▸ **TASK BRIEF**: Reproduce the listing below verbatim.

....

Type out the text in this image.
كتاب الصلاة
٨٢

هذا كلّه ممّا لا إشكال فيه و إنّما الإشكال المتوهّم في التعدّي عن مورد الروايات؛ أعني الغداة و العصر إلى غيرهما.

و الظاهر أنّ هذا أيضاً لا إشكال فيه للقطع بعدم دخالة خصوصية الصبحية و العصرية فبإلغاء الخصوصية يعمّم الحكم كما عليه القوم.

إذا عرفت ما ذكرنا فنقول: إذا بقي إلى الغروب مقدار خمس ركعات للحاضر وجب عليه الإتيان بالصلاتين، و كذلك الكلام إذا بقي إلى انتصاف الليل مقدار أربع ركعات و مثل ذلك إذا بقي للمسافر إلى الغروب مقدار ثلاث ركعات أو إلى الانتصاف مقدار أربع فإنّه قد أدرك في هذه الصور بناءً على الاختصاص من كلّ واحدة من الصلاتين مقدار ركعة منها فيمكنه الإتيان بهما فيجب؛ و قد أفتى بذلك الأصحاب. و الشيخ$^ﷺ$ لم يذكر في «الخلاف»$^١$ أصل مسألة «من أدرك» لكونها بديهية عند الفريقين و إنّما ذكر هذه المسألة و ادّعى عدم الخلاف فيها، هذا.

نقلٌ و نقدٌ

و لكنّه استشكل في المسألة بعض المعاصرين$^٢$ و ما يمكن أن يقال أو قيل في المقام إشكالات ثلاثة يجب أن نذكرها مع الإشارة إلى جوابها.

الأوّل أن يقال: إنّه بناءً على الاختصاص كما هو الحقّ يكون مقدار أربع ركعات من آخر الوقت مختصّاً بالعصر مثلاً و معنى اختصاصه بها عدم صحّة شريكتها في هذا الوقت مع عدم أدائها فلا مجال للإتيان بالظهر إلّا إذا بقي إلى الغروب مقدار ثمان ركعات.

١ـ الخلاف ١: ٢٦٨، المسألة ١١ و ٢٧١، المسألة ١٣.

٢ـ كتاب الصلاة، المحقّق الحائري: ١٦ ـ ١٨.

....

▸ **TASK SOLUTION**:
Type out the text in this image.
كتاب الصلاة
٨٢

هذا كلّه ممّا لا إشكال فيه و إنّما الإشكال المتوهّم في التعدّي عن مورد الروايات؛ أعني الغداة و العصر إلى غيرهما.

و الظاهر أنّ هذا أيضاً لا إشكال فيه للقطع بعدم دخالة خصوصية الصبحية و العصرية فبإلغاء الخصوصية يعمّم الحكم كما عليه القوم.

إذا عرفت ما ذكرنا فنقول: إذا بقي إلى الغروب مقدار خمس ركعات للحاضر وجب عليه الإتيان بالصلاتين، و كذلك الكلام إذا بقي إلى انتصاف الليل مقدار أربع ركعات و مثل ذلك إذا بقي للمسافر إلى الغروب مقدار ثلاث ركعات أو إلى الانتصاف مقدار أربع فإنّه قد أدرك في هذه الصور بناءً على الاختصاص من كلّ واحدة من الصلاتين مقدار ركعة منها فيمكنه الإتيان بهما فيجب؛ و قد أفتى بذلك الأصحاب. و الشيخ$^ﷺ$ لم يذكر في «الخلاف»$^١$ أصل مسألة «من أدرك» لكونها بديهية عند الفريقين و إنّما ذكر هذه المسألة و ادّعى عدم الخلاف فيها، هذا.

نقلٌ و نقدٌ

و لكنّه استشكل في المسألة بعض المعاصرين$^٢$ و ما يمكن أن يقال أو قيل في المقام إشكالات ثلاثة يجب أن نذكرها مع الإشارة إلى جوابها.

الأوّل أن يقال: إنّه بناءً على الاختصاص كما هو الحقّ يكون مقدار أربع ركعات من آخر الوقت مختصّاً بالعصر مثلاً و معنى اختصاصه بها عدم صحّة شريكتها في هذا الوقت مع عدم أدائها فلا مجال للإتيان بالظهر إلّا إذا بقي إلى الغروب مقدار ثمان ركعات.

١ـ الخلاف ١: ٢٦٨، المسألة ١١ و ٢٧١، المسألة ١٣.

٢ـ كتاب الصلاة، المحقّق الحائري: ١٦ ـ ١٨.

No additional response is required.